The problem:
Turn the lines of the items below into a JSON list of strings, with one string per line and no blank lines.

Box annotation data
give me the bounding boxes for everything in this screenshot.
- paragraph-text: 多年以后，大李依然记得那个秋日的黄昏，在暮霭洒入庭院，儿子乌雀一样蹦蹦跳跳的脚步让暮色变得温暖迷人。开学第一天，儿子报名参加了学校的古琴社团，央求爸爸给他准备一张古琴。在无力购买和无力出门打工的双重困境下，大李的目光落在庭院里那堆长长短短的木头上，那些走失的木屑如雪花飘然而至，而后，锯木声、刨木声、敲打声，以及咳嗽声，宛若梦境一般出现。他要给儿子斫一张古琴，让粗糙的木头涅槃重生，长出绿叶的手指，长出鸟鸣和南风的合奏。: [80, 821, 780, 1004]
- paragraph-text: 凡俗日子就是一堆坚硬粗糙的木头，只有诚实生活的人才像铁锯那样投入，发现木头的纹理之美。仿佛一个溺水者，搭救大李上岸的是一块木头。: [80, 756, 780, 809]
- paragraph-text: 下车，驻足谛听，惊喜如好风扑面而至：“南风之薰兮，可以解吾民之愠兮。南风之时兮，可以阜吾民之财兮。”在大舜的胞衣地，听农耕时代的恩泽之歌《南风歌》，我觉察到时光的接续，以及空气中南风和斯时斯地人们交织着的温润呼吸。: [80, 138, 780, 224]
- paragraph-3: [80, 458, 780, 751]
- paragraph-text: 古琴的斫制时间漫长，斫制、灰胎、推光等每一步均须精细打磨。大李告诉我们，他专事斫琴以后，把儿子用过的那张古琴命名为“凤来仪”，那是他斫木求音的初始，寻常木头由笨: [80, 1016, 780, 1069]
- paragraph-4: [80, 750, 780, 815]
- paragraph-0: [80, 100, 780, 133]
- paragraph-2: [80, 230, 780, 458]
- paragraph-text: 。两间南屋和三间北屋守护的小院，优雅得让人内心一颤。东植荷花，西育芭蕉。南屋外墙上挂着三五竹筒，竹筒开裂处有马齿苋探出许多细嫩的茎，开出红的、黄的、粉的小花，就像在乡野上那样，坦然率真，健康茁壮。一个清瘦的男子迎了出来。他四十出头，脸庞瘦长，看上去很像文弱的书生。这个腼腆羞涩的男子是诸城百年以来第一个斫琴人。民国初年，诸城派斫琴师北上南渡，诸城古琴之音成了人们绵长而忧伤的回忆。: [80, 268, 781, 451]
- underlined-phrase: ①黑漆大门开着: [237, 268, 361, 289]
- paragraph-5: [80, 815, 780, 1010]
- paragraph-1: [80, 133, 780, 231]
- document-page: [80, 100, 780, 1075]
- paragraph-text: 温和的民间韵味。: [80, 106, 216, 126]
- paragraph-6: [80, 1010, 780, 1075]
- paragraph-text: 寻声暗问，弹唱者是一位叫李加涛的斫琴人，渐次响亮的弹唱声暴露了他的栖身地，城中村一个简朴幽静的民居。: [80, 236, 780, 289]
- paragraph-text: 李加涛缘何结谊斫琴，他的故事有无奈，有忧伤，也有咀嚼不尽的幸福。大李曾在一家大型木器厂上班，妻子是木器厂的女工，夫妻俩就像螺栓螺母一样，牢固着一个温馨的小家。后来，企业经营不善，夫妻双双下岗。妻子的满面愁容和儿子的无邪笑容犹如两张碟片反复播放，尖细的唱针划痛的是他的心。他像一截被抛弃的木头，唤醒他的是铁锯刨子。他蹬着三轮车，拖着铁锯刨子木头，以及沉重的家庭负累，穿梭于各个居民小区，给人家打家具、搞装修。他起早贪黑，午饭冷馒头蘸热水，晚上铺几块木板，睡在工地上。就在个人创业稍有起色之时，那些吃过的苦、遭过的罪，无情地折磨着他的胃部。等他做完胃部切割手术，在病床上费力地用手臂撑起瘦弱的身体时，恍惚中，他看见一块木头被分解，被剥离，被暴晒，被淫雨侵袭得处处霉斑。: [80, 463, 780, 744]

Reply to the exercise:
[
  "give me the bounding boxes for everything in this screenshot.",
  "- paragraph-text: 多年以后，大李依然记得那个秋日的黄昏，在暮霭洒入庭院，儿子乌雀一样蹦蹦跳跳的脚步让暮色变得温暖迷人。开学第一天，儿子报名参加了学校的古琴社团，央求爸爸给他准备一张古琴。在无力购买和无力出门打工的双重困境下，大李的目光落在庭院里那堆长长短短的木头上，那些走失的木屑如雪花飘然而至，而后，锯木声、刨木声、敲打声，以及咳嗽声，宛若梦境一般出现。他要给儿子斫一张古琴，让粗糙的木头涅槃重生，长出绿叶的手指，长出鸟鸣和南风的合奏。: [80, 821, 780, 1004]",
  "- paragraph-text: 凡俗日子就是一堆坚硬粗糙的木头，只有诚实生活的人才像铁锯那样投入，发现木头的纹理之美。仿佛一个溺水者，搭救大李上岸的是一块木头。: [80, 756, 780, 809]",
  "- paragraph-text: 下车，驻足谛听，惊喜如好风扑面而至：“南风之薰兮，可以解吾民之愠兮。南风之时兮，可以阜吾民之财兮。”在大舜的胞衣地，听农耕时代的恩泽之歌《南风歌》，我觉察到时光的接续，以及空气中南风和斯时斯地人们交织着的温润呼吸。: [80, 138, 780, 224]",
  "- paragraph-3: [80, 458, 780, 751]",
  "- paragraph-text: 古琴的斫制时间漫长，斫制、灰胎、推光等每一步均须精细打磨。大李告诉我们，他专事斫琴以后，把儿子用过的那张古琴命名为“凤来仪”，那是他斫木求音的初始，寻常木头由笨: [80, 1016, 780, 1069]",
  "- paragraph-4: [80, 750, 780, 815]",
  "- paragraph-0: [80, 100, 780, 133]",
  "- paragraph-2: [80, 230, 780, 458]",
  "- paragraph-text: 。两间南屋和三间北屋守护的小院，优雅得让人内心一颤。东植荷花，西育芭蕉。南屋外墙上挂着三五竹筒，竹筒开裂处有马齿苋探出许多细嫩的茎，开出红的、黄的、粉的小花，就像在乡野上那样，坦然率真，健康茁壮。一个清瘦的男子迎了出来。他四十出头，脸庞瘦长，看上去很像文弱的书生。这个腼腆羞涩的男子是诸城百年以来第一个斫琴人。民国初年，诸城派斫琴师北上南渡，诸城古琴之音成了人们绵长而忧伤的回忆。: [80, 268, 781, 451]",
  "- underlined-phrase: ①黑漆大门开着: [237, 268, 361, 289]",
  "- paragraph-5: [80, 815, 780, 1010]",
  "- paragraph-1: [80, 133, 780, 231]",
  "- document-page: [80, 100, 780, 1075]",
  "- paragraph-text: 温和的民间韵味。: [80, 106, 216, 126]",
  "- paragraph-6: [80, 1010, 780, 1075]",
  "- paragraph-text: 寻声暗问，弹唱者是一位叫李加涛的斫琴人，渐次响亮的弹唱声暴露了他的栖身地，城中村一个简朴幽静的民居。: [80, 236, 780, 289]",
  "- paragraph-text: 李加涛缘何结谊斫琴，他的故事有无奈，有忧伤，也有咀嚼不尽的幸福。大李曾在一家大型木器厂上班，妻子是木器厂的女工，夫妻俩就像螺栓螺母一样，牢固着一个温馨的小家。后来，企业经营不善，夫妻双双下岗。妻子的满面愁容和儿子的无邪笑容犹如两张碟片反复播放，尖细的唱针划痛的是他的心。他像一截被抛弃的木头，唤醒他的是铁锯刨子。他蹬着三轮车，拖着铁锯刨子木头，以及沉重的家庭负累，穿梭于各个居民小区，给人家打家具、搞装修。他起早贪黑，午饭冷馒头蘸热水，晚上铺几块木板，睡在工地上。就在个人创业稍有起色之时，那些吃过的苦、遭过的罪，无情地折磨着他的胃部。等他做完胃部切割手术，在病床上费力地用手臂撑起瘦弱的身体时，恍惚中，他看见一块木头被分解，被剥离，被暴晒，被淫雨侵袭得处处霉斑。: [80, 463, 780, 744]"
]